*RECORDS TO USE*.
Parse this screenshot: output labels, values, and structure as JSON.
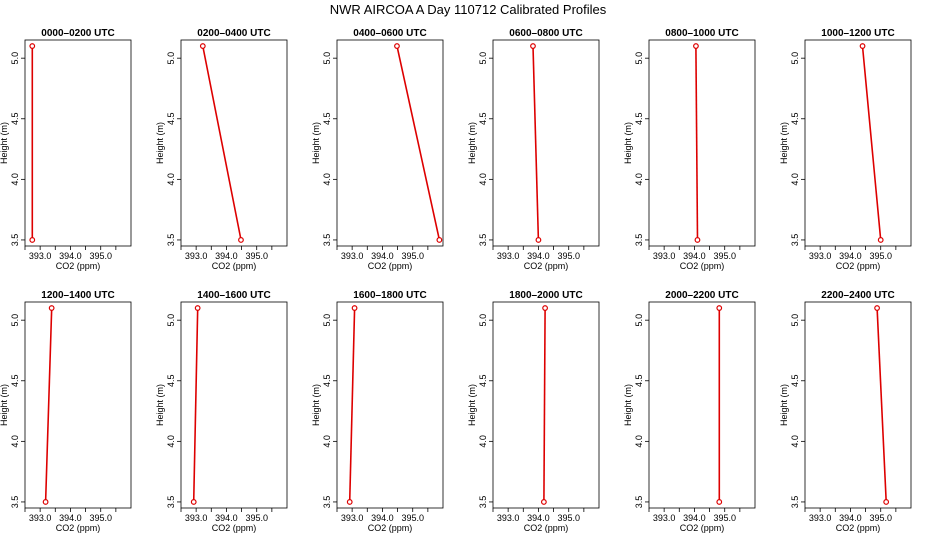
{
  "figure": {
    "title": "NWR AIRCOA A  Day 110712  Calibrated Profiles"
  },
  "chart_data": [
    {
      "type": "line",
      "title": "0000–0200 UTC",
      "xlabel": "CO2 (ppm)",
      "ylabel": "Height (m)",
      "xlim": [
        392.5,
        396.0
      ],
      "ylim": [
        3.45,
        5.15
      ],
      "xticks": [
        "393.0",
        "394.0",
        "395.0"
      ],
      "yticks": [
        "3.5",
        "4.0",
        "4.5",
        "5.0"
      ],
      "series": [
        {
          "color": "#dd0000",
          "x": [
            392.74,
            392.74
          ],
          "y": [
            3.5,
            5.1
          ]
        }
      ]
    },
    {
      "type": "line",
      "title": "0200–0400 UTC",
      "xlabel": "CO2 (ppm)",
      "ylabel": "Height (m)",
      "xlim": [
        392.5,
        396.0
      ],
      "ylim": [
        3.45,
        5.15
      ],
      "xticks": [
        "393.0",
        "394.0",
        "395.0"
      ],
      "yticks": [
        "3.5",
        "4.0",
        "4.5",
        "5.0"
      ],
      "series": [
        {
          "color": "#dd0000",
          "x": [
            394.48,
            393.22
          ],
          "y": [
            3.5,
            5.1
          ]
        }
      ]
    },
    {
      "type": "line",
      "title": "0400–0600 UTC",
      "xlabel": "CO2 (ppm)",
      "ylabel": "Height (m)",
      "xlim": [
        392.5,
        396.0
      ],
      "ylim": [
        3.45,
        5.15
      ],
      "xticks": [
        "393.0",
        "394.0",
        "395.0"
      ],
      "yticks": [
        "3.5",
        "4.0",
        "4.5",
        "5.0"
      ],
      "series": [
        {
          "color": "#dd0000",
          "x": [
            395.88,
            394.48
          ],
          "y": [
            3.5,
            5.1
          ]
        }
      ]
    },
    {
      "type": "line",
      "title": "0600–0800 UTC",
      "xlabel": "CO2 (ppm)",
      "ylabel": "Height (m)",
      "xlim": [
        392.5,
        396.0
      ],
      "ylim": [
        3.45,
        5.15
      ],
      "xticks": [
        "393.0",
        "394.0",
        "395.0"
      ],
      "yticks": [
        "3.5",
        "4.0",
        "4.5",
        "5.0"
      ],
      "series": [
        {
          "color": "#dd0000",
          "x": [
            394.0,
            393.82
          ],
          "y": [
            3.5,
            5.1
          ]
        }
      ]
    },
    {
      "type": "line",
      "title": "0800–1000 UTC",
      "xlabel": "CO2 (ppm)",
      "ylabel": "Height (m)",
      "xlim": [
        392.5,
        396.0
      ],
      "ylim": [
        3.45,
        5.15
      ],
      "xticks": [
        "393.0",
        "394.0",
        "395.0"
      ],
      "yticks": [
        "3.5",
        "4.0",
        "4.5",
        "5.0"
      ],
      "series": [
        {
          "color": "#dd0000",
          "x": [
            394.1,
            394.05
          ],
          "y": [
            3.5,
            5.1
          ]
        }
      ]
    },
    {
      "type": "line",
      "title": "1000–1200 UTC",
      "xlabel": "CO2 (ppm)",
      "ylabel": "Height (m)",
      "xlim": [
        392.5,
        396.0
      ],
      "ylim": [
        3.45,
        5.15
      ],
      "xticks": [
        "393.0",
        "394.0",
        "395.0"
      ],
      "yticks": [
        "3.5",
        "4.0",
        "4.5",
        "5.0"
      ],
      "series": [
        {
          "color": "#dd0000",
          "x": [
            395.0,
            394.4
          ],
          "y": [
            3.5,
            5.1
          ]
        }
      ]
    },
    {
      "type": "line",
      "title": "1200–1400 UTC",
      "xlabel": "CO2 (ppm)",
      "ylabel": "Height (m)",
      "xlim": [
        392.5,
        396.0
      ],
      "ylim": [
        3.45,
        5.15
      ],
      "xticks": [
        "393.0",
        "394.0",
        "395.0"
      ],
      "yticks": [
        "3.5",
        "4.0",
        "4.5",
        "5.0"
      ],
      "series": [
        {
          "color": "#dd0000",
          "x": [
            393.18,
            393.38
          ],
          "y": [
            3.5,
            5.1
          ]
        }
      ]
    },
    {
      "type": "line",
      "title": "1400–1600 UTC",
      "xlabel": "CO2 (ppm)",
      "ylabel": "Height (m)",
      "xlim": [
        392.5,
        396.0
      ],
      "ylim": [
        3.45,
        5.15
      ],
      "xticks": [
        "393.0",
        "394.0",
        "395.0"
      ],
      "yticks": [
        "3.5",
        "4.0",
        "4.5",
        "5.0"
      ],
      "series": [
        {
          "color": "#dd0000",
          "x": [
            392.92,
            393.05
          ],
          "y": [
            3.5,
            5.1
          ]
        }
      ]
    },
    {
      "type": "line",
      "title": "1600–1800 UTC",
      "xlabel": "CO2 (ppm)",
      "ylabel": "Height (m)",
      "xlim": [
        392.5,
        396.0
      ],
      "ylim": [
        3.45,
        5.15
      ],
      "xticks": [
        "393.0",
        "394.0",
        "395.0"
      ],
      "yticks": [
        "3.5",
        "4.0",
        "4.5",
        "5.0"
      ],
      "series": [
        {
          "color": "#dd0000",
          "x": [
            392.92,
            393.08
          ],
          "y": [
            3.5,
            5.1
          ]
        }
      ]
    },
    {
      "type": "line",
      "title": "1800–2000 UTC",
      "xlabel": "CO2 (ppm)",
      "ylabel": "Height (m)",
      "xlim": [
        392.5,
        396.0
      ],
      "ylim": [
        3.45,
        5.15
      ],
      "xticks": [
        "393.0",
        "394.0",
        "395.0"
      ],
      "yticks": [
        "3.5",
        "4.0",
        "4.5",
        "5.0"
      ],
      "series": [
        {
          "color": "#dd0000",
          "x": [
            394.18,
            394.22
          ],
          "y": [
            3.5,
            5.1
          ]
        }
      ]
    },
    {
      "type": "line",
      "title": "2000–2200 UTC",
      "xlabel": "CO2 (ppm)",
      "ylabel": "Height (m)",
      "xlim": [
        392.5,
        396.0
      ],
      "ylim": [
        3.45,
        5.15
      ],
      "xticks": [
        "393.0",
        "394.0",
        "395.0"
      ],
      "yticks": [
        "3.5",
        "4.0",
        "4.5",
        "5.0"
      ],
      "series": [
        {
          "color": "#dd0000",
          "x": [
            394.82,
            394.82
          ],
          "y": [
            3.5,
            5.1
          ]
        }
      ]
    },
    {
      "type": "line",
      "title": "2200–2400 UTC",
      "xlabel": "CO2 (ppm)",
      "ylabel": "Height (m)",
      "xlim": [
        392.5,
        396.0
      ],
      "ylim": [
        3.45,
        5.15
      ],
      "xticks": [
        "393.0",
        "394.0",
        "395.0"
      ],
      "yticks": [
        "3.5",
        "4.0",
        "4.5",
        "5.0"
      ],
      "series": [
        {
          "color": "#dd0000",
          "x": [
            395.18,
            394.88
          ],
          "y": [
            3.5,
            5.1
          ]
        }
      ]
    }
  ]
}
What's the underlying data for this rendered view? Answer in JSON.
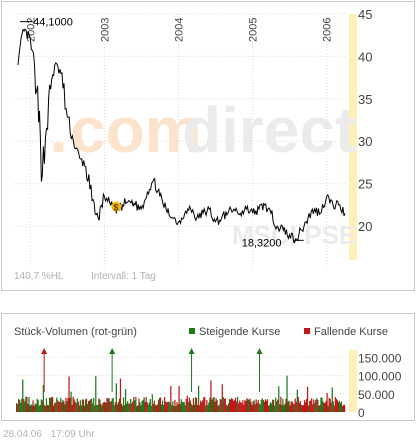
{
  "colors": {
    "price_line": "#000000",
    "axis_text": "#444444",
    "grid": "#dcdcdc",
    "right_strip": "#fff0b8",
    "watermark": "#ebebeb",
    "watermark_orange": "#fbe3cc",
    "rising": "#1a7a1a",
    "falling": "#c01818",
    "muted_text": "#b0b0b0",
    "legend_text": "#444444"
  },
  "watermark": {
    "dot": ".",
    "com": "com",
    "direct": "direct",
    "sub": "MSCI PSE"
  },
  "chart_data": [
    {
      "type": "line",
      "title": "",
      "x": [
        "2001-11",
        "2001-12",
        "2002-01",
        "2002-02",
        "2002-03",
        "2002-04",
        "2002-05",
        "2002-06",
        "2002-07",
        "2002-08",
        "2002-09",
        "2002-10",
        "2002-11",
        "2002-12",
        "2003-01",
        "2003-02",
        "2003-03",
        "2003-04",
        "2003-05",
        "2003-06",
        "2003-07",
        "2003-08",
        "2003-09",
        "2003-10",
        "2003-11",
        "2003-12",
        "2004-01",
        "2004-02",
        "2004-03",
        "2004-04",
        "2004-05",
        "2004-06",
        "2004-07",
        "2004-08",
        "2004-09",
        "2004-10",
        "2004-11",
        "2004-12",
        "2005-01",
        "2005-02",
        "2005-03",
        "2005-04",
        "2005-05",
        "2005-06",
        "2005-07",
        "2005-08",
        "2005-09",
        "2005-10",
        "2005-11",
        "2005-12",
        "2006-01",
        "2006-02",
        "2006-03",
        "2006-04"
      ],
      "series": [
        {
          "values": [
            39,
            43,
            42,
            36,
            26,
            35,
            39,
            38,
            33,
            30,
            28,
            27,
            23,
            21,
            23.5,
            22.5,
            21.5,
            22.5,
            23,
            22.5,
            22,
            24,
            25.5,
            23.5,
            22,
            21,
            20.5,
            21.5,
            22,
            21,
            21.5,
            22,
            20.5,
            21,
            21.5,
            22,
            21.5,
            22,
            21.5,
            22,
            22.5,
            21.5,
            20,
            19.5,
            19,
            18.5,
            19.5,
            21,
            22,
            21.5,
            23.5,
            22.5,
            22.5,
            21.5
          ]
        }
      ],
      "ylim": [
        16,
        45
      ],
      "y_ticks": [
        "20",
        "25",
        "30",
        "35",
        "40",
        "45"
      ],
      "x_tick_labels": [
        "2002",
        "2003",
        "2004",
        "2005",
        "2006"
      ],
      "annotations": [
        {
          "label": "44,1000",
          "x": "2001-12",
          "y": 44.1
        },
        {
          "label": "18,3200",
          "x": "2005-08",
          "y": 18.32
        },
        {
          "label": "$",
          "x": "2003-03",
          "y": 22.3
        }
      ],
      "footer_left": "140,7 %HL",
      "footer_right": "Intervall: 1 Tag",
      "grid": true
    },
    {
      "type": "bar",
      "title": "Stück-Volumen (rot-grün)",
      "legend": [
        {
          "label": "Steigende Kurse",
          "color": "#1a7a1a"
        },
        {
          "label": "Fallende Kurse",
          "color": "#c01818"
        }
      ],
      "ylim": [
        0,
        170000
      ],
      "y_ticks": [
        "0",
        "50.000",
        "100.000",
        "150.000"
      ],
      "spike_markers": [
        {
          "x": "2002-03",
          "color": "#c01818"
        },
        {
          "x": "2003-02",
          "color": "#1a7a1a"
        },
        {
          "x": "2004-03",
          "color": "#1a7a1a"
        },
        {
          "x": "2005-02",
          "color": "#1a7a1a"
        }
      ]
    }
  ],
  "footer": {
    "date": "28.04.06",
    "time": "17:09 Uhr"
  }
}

*THE TASK*.
Locate the lines above that hold the word "values". Show every one of them.

*COMPLETED EXERCISE*.
Parse this screenshot: output labels, values, and structure as JSON.
          "values": [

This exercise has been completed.